#### Set exercise
Find the word "ayudar" in the data. Return every line where it appears.

#### Entries shown
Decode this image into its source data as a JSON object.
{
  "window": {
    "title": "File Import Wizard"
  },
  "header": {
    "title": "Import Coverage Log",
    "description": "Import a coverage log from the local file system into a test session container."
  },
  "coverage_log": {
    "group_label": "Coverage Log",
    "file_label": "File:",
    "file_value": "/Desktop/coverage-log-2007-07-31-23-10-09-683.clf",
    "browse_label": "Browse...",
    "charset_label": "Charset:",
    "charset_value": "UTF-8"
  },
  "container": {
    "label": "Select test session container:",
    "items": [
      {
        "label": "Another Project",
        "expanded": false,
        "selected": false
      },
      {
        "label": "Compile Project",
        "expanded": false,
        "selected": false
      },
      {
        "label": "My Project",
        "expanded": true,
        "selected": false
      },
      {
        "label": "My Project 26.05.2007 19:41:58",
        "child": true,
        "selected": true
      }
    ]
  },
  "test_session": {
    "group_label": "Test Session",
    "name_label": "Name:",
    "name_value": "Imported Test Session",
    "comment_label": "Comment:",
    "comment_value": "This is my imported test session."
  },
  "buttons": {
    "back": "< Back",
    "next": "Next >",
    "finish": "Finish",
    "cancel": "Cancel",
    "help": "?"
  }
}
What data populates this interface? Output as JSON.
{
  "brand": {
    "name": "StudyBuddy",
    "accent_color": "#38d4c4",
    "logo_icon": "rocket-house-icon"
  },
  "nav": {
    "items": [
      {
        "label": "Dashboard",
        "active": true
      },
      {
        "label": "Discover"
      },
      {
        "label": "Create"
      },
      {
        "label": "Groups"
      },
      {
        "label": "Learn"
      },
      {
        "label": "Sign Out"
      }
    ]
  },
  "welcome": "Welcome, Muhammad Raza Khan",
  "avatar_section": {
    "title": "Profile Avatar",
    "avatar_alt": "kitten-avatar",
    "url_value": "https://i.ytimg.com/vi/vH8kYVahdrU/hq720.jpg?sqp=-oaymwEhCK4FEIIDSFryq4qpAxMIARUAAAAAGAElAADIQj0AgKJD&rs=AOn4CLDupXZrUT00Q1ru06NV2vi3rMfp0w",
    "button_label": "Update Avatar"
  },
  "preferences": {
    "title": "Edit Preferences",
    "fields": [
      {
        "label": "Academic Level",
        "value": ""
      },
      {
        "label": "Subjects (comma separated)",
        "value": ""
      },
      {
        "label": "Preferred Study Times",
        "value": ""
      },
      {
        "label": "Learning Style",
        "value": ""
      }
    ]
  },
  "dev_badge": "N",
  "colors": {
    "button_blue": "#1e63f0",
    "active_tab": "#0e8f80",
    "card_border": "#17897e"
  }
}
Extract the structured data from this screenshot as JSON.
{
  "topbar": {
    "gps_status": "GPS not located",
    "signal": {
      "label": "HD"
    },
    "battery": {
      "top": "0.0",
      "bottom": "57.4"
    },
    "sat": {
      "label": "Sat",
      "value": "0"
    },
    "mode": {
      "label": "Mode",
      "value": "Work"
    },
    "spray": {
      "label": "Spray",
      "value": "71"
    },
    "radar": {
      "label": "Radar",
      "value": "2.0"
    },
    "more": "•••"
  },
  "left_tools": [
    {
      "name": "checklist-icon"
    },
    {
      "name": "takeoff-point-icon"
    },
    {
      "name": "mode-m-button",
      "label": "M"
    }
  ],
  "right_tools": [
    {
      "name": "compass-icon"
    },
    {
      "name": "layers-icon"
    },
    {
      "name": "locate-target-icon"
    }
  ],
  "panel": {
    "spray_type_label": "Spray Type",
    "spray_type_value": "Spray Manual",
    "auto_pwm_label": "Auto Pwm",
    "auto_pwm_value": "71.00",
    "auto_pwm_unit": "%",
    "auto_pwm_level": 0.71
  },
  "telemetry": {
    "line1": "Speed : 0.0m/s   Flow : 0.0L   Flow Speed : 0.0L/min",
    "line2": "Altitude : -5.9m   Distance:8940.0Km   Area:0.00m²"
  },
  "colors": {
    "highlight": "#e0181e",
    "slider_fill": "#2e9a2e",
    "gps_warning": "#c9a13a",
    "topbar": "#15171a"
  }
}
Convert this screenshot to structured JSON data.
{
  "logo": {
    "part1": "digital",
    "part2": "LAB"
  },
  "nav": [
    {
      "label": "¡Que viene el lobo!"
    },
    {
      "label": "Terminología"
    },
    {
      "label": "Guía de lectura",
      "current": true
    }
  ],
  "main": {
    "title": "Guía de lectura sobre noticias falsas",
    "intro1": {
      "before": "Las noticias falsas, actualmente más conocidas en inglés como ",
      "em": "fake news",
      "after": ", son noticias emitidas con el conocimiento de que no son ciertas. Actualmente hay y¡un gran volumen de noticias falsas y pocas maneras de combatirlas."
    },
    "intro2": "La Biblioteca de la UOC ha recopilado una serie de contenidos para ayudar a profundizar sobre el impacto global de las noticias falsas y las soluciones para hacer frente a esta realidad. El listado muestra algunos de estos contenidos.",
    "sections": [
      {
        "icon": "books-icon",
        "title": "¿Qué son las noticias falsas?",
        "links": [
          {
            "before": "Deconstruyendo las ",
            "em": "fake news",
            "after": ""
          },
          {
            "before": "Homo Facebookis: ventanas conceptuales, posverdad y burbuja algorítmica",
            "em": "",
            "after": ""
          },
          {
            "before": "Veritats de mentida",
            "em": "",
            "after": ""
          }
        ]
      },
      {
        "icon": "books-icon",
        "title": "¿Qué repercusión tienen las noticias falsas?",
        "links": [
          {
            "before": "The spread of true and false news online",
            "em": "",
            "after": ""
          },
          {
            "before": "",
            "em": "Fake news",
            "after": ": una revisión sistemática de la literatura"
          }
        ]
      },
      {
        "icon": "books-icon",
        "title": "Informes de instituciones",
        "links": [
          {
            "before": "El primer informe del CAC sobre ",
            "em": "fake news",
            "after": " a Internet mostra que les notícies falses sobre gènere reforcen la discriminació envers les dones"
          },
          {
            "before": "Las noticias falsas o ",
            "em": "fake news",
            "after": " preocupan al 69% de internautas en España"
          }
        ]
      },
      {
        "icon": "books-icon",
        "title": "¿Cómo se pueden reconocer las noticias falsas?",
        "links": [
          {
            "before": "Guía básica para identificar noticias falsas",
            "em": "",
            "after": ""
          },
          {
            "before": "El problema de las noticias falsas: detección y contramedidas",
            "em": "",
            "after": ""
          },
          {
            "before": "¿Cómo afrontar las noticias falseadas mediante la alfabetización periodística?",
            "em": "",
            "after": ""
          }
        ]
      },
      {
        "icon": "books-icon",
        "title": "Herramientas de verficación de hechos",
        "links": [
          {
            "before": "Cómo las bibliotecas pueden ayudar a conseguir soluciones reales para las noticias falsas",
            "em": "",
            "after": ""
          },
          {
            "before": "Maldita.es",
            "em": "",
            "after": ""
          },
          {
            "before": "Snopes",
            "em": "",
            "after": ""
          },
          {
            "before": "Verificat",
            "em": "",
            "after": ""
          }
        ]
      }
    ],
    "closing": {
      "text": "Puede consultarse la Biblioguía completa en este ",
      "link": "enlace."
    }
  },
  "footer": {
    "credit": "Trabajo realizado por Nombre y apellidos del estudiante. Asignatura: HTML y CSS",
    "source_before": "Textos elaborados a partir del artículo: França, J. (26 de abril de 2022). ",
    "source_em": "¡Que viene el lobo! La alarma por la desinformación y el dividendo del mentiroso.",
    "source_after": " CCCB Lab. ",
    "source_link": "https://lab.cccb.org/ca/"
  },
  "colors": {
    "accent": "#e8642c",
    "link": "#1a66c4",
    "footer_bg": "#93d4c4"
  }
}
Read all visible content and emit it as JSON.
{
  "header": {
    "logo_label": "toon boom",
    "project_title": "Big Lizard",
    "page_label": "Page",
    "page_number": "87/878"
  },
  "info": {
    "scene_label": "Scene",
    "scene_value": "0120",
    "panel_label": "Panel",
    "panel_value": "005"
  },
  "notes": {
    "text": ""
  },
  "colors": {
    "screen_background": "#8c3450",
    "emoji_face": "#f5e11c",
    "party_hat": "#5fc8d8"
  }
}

#### The solution
    "intro2": "La Biblioteca de la UOC ha recopilado una serie de contenidos para ayudar a profundizar sobre el impacto global de las noticias falsas y las soluciones para hacer frente a esta realidad. El listado muestra algunos de estos contenidos.",
            "before": "Cómo las bibliotecas pueden ayudar a conseguir soluciones reales para las noticias falsas",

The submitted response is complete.